* _EXERCISE BRIEF_
Quote every line of the data below as it stands, omitting pictures.

── EXERCISE INPUT ──

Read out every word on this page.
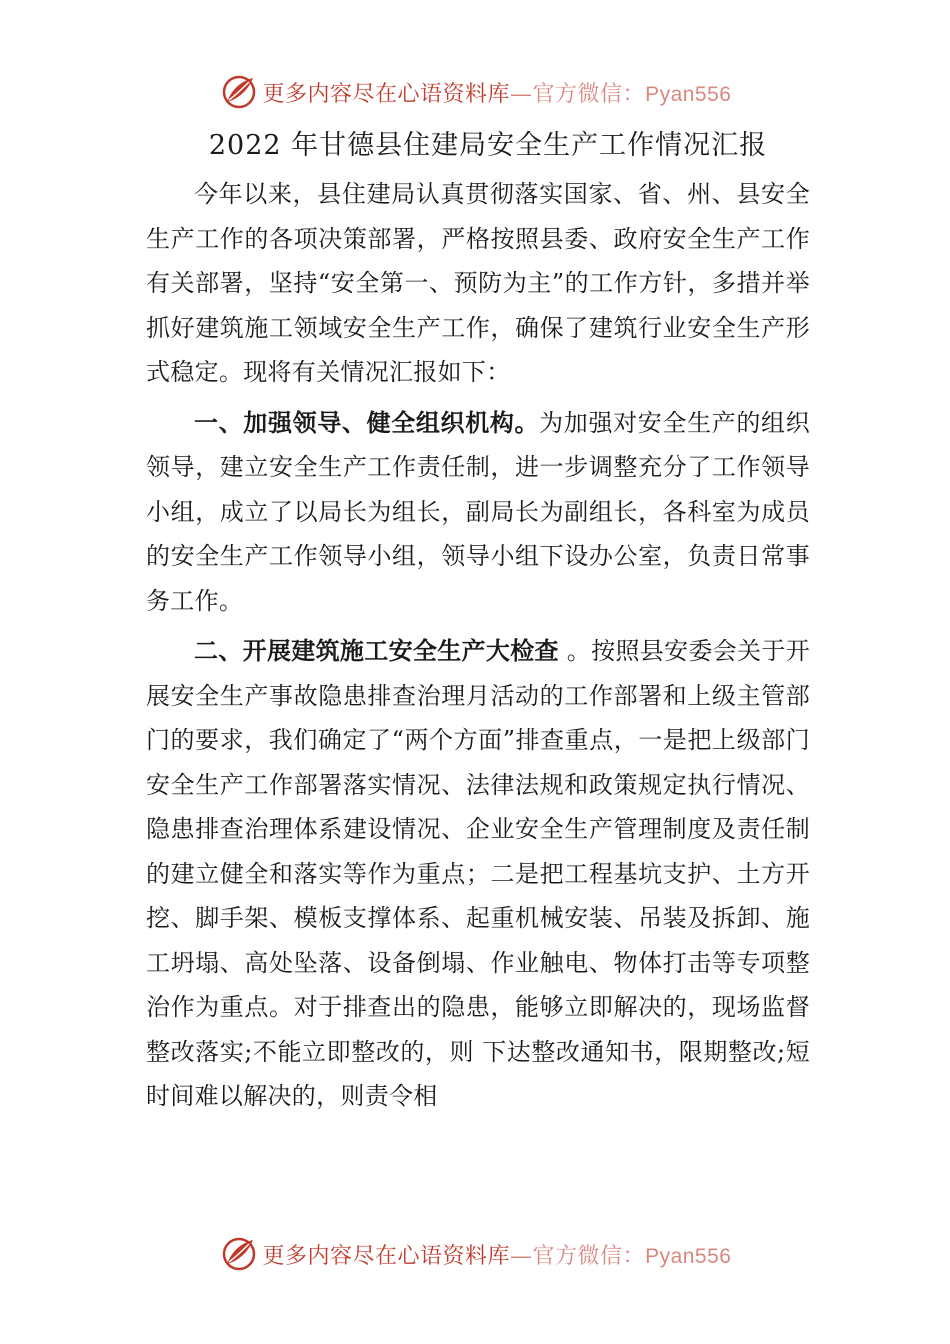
更多内容尽在心语资料库—官方微信：Pyan556
2022 年甘德县住建局安全生产工作情况汇报

今年以来，县住建局认真贯彻落实国家、省、州、县安全生产工作的各项决策部署，严格按照县委、政府安全生产工作有关部署，坚持“安全第一、预防为主”的工作方针，多措并举抓好建筑施工领域安全生产工作，确保了建筑行业安全生产形式稳定。现将有关情况汇报如下：

一、加强领导、健全组织机构。为加强对安全生产的组织领导，建立安全生产工作责任制，进一步调整充分了工作领导小组，成立了以局长为组长，副局长为副组长，各科室为成员的安全生产工作领导小组，领导小组下设办公室，负责日常事务工作。

二、开展建筑施工安全生产大检查 。按照县安委会关于开展安全生产事故隐患排查治理月活动的工作部署和上级主管部门的要求，我们确定了“两个方面”排查重点，一是把上级部门安全生产工作部署落实情况、法律法规和政策规定执行情况、隐患排查治理体系建设情况、企业安全生产管理制度及责任制的建立健全和落实等作为重点；二是把工程基坑支护、土方开挖、脚手架、模板支撑体系、起重机械安装、吊装及拆卸、施工坍塌、高处坠落、设备倒塌、作业触电、物体打击等专项整治作为重点。对于排查出的隐患，能够立即解决的，现场监督整改落实;不能立即整改的，则 下达整改通知书，限期整改;短时间难以解决的，则责令相

更多内容尽在心语资料库—官方微信：Pyan556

───

* _RESPONSE_
Read out every word on this page.
更多内容尽在心语资料库—官方微信：Pyan556
2022 年甘德县住建局安全生产工作情况汇报

今年以来，县住建局认真贯彻落实国家、省、州、县安全生产工作的各项决策部署，严格按照县委、政府安全生产工作有关部署，坚持“安全第一、预防为主”的工作方针，多措并举抓好建筑施工领域安全生产工作，确保了建筑行业安全生产形式稳定。现将有关情况汇报如下：

一、加强领导、健全组织机构。为加强对安全生产的组织领导，建立安全生产工作责任制，进一步调整充分了工作领导小组，成立了以局长为组长，副局长为副组长，各科室为成员的安全生产工作领导小组，领导小组下设办公室，负责日常事务工作。

二、开展建筑施工安全生产大检查 。按照县安委会关于开展安全生产事故隐患排查治理月活动的工作部署和上级主管部门的要求，我们确定了“两个方面”排查重点，一是把上级部门安全生产工作部署落实情况、法律法规和政策规定执行情况、隐患排查治理体系建设情况、企业安全生产管理制度及责任制的建立健全和落实等作为重点；二是把工程基坑支护、土方开挖、脚手架、模板支撑体系、起重机械安装、吊装及拆卸、施工坍塌、高处坠落、设备倒塌、作业触电、物体打击等专项整治作为重点。对于排查出的隐患，能够立即解决的，现场监督整改落实;不能立即整改的，则 下达整改通知书，限期整改;短时间难以解决的，则责令相

更多内容尽在心语资料库—官方微信：Pyan556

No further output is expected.